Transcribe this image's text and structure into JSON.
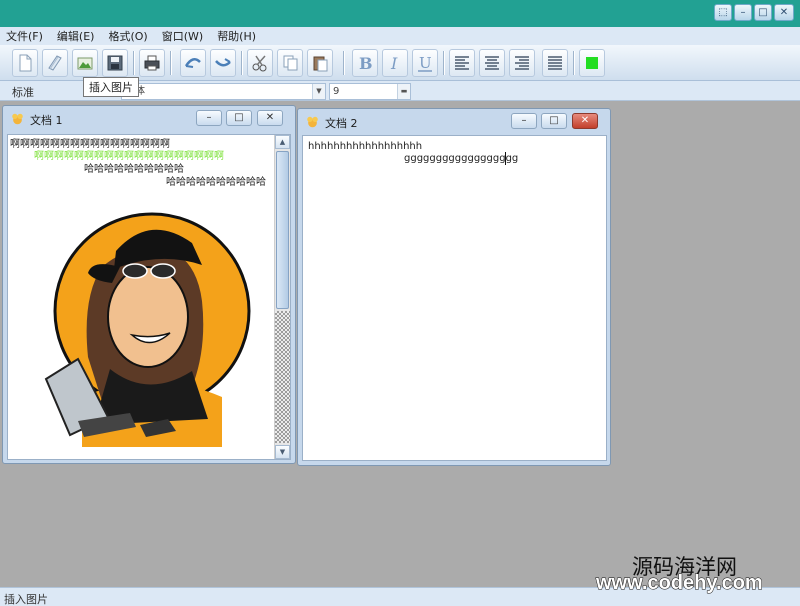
{
  "menu": [
    "文件(F)",
    "编辑(E)",
    "格式(O)",
    "窗口(W)",
    "帮助(H)"
  ],
  "system_buttons": [
    "restore",
    "minimize",
    "maximize",
    "close"
  ],
  "toolbar": {
    "tooltip": "插入图片",
    "buttons": [
      "new-document-icon",
      "open-document-icon",
      "insert-image-icon",
      "save-icon",
      "print-icon",
      "undo-icon",
      "redo-icon",
      "cut-icon",
      "copy-icon",
      "paste-icon",
      "bold-icon",
      "italic-icon",
      "underline-icon",
      "align-left-icon",
      "align-center-icon",
      "align-right-icon",
      "justify-icon",
      "text-color-icon"
    ],
    "color_swatch": "#22dd22"
  },
  "format_bar": {
    "style_label": "标准",
    "font_name": "宋体",
    "font_size": "9"
  },
  "windows": [
    {
      "title": "文档 1",
      "lines": [
        {
          "text": "啊啊啊啊啊啊啊啊啊啊啊啊啊啊啊啊",
          "color": "#222222"
        },
        {
          "text": "啊啊啊啊啊啊啊啊啊啊啊啊啊啊啊啊啊啊啊",
          "color": "#7ee23a"
        },
        {
          "text": "哈哈哈哈哈哈哈哈哈哈",
          "color": "#222222"
        },
        {
          "text": "哈哈哈哈哈哈哈哈哈哈",
          "color": "#222222"
        }
      ],
      "image": "cartoon-avatar-image"
    },
    {
      "title": "文档 2",
      "lines": [
        {
          "text": "hhhhhhhhhhhhhhhhhh",
          "color": "#222222"
        },
        {
          "text": "gggggggggggggggggg",
          "color": "#222222"
        }
      ]
    }
  ],
  "status_text": "插入图片",
  "watermark": {
    "title": "源码海洋网",
    "url": "www.codehy.com"
  },
  "colors": {
    "title_bar": "#22a193",
    "chrome": "#dce8f5",
    "workspace": "#ababab",
    "close_button": "#c2402c"
  }
}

Exercise task — All the records need to be repeated exactly, with the images dropped.

Result of this exercise —
Transcribe this image's text and structure into JSON.
{
  "menu": [
    "文件(F)",
    "编辑(E)",
    "格式(O)",
    "窗口(W)",
    "帮助(H)"
  ],
  "system_buttons": [
    "restore",
    "minimize",
    "maximize",
    "close"
  ],
  "toolbar": {
    "tooltip": "插入图片",
    "buttons": [
      "new-document-icon",
      "open-document-icon",
      "insert-image-icon",
      "save-icon",
      "print-icon",
      "undo-icon",
      "redo-icon",
      "cut-icon",
      "copy-icon",
      "paste-icon",
      "bold-icon",
      "italic-icon",
      "underline-icon",
      "align-left-icon",
      "align-center-icon",
      "align-right-icon",
      "justify-icon",
      "text-color-icon"
    ],
    "color_swatch": "#22dd22"
  },
  "format_bar": {
    "style_label": "标准",
    "font_name": "宋体",
    "font_size": "9"
  },
  "windows": [
    {
      "title": "文档 1",
      "lines": [
        {
          "text": "啊啊啊啊啊啊啊啊啊啊啊啊啊啊啊啊",
          "color": "#222222"
        },
        {
          "text": "啊啊啊啊啊啊啊啊啊啊啊啊啊啊啊啊啊啊啊",
          "color": "#7ee23a"
        },
        {
          "text": "哈哈哈哈哈哈哈哈哈哈",
          "color": "#222222"
        },
        {
          "text": "哈哈哈哈哈哈哈哈哈哈",
          "color": "#222222"
        }
      ],
      "image": "cartoon-avatar-image"
    },
    {
      "title": "文档 2",
      "lines": [
        {
          "text": "hhhhhhhhhhhhhhhhhh",
          "color": "#222222"
        },
        {
          "text": "gggggggggggggggggg",
          "color": "#222222"
        }
      ]
    }
  ],
  "status_text": "插入图片",
  "watermark": {
    "title": "源码海洋网",
    "url": "www.codehy.com"
  },
  "colors": {
    "title_bar": "#22a193",
    "chrome": "#dce8f5",
    "workspace": "#ababab",
    "close_button": "#c2402c"
  }
}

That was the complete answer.